GOAL A:
According to the Ernst Jünger text, in which city was Jünger born?

SELECTED TEXT:
┌────────
Ernst Jünger was a prominent 20th-century German writer and philosopher celebrated for his contributions to literature and thought.

Best remembered for his firsthand narrative of the First World War, Storm of Steel, he remains an enduring figure of intellectual and cultural importance. Join us as we honour this great man with a dinner crafted in tribute to his legacy.

Ernst Jünger (1895–1998) transcended conventional labels throughout his prolific career. Born in Heidelberg, Germany, Jünger’s early years were marked by his participation in the First World War, an experience that profoundly influenced his worldview and literary output. Serving as a soldier on the Western Front, he meticulously documented his wartime experiences, which would later serve as the foundation for In Stahlgewittern (Storm of Steel).

In Storm of Steel, Jünger eschewed conventional narratives of heroism and glory, instead offering a stark and unflinching portrayal of the brutality and chaos of war. Through vivid and evocative prose, he captured the realities of combat, while also delving into deeper existential themes of mortality, camaraderie, and the nature of human existence.

Jünger’s literary contributions extended far beyond the realm of war literature. He explored themes of technology, politics, and individualism, offering incisive critiques of modern society and its discontents. His philosophical writings grappled with questions of freedom, authority, and the relationship between the individual and the state. Throughout his long and illustrious career, Jünger remained steadfast in his commitment to intellectual integrity and artistic excellence.
└────────
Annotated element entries
┌────────
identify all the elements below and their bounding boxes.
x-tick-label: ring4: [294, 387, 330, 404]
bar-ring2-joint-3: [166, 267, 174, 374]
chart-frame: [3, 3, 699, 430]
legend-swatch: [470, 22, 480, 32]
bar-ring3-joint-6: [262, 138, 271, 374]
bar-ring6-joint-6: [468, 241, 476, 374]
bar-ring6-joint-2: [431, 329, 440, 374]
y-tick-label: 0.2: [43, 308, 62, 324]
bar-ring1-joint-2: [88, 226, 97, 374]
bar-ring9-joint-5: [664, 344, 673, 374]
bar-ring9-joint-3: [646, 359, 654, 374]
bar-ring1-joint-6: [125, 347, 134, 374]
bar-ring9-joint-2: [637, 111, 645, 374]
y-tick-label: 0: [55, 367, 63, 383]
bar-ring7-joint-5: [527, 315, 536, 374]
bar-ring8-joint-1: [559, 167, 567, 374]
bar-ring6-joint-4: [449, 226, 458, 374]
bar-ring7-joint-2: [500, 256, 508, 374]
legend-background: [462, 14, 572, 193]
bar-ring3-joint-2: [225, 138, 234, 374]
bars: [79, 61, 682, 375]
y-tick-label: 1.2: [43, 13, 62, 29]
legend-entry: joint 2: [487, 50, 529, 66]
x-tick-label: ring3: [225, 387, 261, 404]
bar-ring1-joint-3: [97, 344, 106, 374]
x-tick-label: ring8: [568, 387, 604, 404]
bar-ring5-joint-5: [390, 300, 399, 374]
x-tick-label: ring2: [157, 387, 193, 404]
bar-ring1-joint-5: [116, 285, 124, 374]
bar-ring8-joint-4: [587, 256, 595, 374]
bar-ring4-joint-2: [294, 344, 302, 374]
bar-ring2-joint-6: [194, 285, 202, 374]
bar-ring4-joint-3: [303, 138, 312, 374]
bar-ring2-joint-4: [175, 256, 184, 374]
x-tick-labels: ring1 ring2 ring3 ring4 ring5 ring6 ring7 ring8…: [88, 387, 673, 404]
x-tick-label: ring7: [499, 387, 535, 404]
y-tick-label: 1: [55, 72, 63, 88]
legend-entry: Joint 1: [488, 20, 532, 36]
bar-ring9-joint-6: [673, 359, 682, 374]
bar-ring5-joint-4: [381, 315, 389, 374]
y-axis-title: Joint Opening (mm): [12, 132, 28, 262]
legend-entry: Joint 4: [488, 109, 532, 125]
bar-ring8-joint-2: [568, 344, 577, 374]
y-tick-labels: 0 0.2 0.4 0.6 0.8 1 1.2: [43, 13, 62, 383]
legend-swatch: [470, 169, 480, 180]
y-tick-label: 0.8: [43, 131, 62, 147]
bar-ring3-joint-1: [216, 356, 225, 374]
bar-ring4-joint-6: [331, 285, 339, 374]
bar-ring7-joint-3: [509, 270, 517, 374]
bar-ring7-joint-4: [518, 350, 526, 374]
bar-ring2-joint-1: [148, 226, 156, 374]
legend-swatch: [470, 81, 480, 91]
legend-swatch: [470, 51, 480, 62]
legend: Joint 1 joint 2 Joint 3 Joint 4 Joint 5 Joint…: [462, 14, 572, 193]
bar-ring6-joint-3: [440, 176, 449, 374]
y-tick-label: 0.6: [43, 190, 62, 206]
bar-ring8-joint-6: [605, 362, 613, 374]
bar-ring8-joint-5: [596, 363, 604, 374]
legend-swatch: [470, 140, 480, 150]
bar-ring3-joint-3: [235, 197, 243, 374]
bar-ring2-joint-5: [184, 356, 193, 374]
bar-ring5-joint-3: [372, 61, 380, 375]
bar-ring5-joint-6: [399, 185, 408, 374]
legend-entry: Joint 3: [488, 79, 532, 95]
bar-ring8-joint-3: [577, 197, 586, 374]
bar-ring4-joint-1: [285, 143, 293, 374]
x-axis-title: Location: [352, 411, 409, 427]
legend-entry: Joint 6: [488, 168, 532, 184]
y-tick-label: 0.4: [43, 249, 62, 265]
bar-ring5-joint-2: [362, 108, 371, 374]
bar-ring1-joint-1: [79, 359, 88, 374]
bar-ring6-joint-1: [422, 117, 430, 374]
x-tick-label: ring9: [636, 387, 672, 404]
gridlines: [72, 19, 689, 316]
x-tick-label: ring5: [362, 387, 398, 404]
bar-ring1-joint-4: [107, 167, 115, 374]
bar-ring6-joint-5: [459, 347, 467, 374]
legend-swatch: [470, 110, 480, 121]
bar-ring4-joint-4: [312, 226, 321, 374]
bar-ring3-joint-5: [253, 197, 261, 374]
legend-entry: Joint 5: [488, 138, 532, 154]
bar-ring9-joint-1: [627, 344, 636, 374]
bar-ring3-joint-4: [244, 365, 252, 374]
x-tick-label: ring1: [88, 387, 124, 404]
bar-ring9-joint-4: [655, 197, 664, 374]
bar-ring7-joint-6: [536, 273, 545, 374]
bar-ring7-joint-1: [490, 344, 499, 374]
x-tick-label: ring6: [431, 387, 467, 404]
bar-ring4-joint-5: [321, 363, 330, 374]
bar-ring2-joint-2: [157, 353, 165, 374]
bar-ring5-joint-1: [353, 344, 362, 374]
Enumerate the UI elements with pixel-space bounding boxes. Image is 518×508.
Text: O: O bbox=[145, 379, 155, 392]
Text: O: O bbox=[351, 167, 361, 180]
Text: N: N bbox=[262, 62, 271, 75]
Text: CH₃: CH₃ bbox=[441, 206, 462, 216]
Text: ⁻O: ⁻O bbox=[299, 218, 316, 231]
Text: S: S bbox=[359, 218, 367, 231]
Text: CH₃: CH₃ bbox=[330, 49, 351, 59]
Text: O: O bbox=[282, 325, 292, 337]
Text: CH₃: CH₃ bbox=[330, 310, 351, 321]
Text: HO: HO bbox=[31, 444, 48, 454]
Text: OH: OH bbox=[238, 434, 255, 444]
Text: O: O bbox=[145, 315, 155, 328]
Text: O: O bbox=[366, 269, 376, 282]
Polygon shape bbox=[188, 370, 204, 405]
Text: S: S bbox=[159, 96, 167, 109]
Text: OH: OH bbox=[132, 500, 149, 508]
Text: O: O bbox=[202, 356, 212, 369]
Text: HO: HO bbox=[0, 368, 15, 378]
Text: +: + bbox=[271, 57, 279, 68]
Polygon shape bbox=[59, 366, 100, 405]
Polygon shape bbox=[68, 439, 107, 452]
└────────
GOAL B:
Rewrite the listing from its first line up to and including the line with "y-tick-label: 0.8: [43, 131, 62, 147]", replacing "legend-swatch" with "legend-marker" wherever it occurs and leaving everything else unchanged.

FINISHED ANSWER A:
Heidelberg, Germany.

FINISHED ANSWER B:
identify all the elements below and their bounding boxes.
x-tick-label: ring4: [294, 387, 330, 404]
bar-ring2-joint-3: [166, 267, 174, 374]
chart-frame: [3, 3, 699, 430]
legend-marker: [470, 22, 480, 32]
bar-ring3-joint-6: [262, 138, 271, 374]
bar-ring6-joint-6: [468, 241, 476, 374]
bar-ring6-joint-2: [431, 329, 440, 374]
y-tick-label: 0.2: [43, 308, 62, 324]
bar-ring1-joint-2: [88, 226, 97, 374]
bar-ring9-joint-5: [664, 344, 673, 374]
bar-ring9-joint-3: [646, 359, 654, 374]
bar-ring1-joint-6: [125, 347, 134, 374]
bar-ring9-joint-2: [637, 111, 645, 374]
y-tick-label: 0: [55, 367, 63, 383]
bar-ring7-joint-5: [527, 315, 536, 374]
bar-ring8-joint-1: [559, 167, 567, 374]
bar-ring6-joint-4: [449, 226, 458, 374]
bar-ring7-joint-2: [500, 256, 508, 374]
legend-background: [462, 14, 572, 193]
bar-ring3-joint-2: [225, 138, 234, 374]
bars: [79, 61, 682, 375]
y-tick-label: 1.2: [43, 13, 62, 29]
legend-entry: joint 2: [487, 50, 529, 66]
x-tick-label: ring3: [225, 387, 261, 404]
bar-ring1-joint-3: [97, 344, 106, 374]
x-tick-label: ring8: [568, 387, 604, 404]
bar-ring5-joint-5: [390, 300, 399, 374]
x-tick-label: ring2: [157, 387, 193, 404]
bar-ring1-joint-5: [116, 285, 124, 374]
bar-ring8-joint-4: [587, 256, 595, 374]
bar-ring4-joint-2: [294, 344, 302, 374]
bar-ring2-joint-6: [194, 285, 202, 374]
bar-ring4-joint-3: [303, 138, 312, 374]
bar-ring2-joint-4: [175, 256, 184, 374]
x-tick-labels: ring1 ring2 ring3 ring4 ring5 ring6 ring7 ring8…: [88, 387, 673, 404]
x-tick-label: ring7: [499, 387, 535, 404]
y-tick-label: 1: [55, 72, 63, 88]
legend-entry: Joint 1: [488, 20, 532, 36]
bar-ring9-joint-6: [673, 359, 682, 374]
bar-ring5-joint-4: [381, 315, 389, 374]
y-axis-title: Joint Opening (mm): [12, 132, 28, 262]
legend-entry: Joint 4: [488, 109, 532, 125]
bar-ring8-joint-2: [568, 344, 577, 374]
y-tick-labels: 0 0.2 0.4 0.6 0.8 1 1.2: [43, 13, 62, 383]
legend-marker: [470, 169, 480, 180]
y-tick-label: 0.8: [43, 131, 62, 147]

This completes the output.